▶ INPUT:

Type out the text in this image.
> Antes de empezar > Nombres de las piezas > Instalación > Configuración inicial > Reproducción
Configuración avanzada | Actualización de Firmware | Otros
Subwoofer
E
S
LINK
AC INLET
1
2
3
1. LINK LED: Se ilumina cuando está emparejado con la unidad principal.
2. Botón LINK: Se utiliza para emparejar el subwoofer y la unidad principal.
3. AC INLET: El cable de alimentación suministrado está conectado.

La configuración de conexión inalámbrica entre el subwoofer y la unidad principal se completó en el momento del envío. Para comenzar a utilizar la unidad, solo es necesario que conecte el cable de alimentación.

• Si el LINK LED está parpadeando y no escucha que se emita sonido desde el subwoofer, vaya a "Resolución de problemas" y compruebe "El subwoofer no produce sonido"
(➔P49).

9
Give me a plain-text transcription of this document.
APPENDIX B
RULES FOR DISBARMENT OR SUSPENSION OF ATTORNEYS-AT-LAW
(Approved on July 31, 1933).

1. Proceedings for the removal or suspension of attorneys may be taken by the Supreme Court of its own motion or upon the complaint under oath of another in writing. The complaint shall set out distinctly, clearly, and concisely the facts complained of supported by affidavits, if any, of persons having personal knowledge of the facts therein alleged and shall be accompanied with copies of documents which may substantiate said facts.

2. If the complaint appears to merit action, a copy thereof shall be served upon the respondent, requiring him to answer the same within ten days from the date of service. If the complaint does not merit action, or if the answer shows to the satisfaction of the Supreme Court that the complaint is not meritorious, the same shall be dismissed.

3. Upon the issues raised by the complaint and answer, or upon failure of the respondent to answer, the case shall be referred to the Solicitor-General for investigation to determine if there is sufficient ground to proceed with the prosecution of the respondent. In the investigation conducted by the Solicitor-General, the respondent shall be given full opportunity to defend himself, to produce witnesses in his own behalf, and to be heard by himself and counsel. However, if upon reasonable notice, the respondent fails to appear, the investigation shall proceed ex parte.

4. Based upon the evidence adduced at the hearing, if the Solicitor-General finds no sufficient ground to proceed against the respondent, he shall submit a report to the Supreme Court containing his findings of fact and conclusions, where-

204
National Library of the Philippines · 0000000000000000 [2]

▶ EXERCISE TASK: Return every record above exactly as it appears.

▶ RESULT:
Type out the text in this image.
> Antes de empezar > Nombres de las piezas > Instalación > Configuración inicial > Reproducción
Configuración avanzada | Actualización de Firmware | Otros
Subwoofer
E
S
LINK
AC INLET
1
2
3
1. LINK LED: Se ilumina cuando está emparejado con la unidad principal.
2. Botón LINK: Se utiliza para emparejar el subwoofer y la unidad principal.
3. AC INLET: El cable de alimentación suministrado está conectado.

La configuración de conexión inalámbrica entre el subwoofer y la unidad principal se completó en el momento del envío. Para comenzar a utilizar la unidad, solo es necesario que conecte el cable de alimentación.

• Si el LINK LED está parpadeando y no escucha que se emita sonido desde el subwoofer, vaya a "Resolución de problemas" y compruebe "El subwoofer no produce sonido"
(➔P49).

9
Give me a plain-text transcription of this document.
APPENDIX B
RULES FOR DISBARMENT OR SUSPENSION OF ATTORNEYS-AT-LAW
(Approved on July 31, 1933).

1. Proceedings for the removal or suspension of attorneys may be taken by the Supreme Court of its own motion or upon the complaint under oath of another in writing. The complaint shall set out distinctly, clearly, and concisely the facts complained of supported by affidavits, if any, of persons having personal knowledge of the facts therein alleged and shall be accompanied with copies of documents which may substantiate said facts.

2. If the complaint appears to merit action, a copy thereof shall be served upon the respondent, requiring him to answer the same within ten days from the date of service. If the complaint does not merit action, or if the answer shows to the satisfaction of the Supreme Court that the complaint is not meritorious, the same shall be dismissed.

3. Upon the issues raised by the complaint and answer, or upon failure of the respondent to answer, the case shall be referred to the Solicitor-General for investigation to determine if there is sufficient ground to proceed with the prosecution of the respondent. In the investigation conducted by the Solicitor-General, the respondent shall be given full opportunity to defend himself, to produce witnesses in his own behalf, and to be heard by himself and counsel. However, if upon reasonable notice, the respondent fails to appear, the investigation shall proceed ex parte.

4. Based upon the evidence adduced at the hearing, if the Solicitor-General finds no sufficient ground to proceed against the respondent, he shall submit a report to the Supreme Court containing his findings of fact and conclusions, where-

204
National Library of the Philippines · 0000000000000000 [2]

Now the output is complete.